[Start of Attachment]

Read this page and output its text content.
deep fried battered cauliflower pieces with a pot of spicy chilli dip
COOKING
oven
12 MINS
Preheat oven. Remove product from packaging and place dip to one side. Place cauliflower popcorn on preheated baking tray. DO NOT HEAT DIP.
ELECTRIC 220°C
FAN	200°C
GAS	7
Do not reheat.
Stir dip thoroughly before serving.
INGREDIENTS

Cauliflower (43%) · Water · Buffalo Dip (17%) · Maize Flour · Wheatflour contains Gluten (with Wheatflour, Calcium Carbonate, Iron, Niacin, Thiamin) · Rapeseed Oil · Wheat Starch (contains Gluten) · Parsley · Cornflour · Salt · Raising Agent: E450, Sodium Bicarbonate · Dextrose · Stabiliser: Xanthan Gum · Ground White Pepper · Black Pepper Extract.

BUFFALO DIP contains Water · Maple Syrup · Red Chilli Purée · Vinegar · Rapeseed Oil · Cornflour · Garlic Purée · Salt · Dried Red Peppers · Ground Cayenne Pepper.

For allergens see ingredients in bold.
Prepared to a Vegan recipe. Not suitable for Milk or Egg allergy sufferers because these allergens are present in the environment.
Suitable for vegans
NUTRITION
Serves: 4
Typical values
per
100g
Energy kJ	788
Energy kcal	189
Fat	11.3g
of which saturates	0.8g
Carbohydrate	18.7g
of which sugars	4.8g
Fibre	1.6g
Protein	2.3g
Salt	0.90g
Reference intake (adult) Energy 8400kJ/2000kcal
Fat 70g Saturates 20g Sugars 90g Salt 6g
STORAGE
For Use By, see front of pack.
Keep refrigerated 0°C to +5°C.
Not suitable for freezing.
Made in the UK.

[End of Attachment]

**What this task involves**
The answer should be a number alone: how many lines of the entries hold the word "Salt"?

**Output below**
4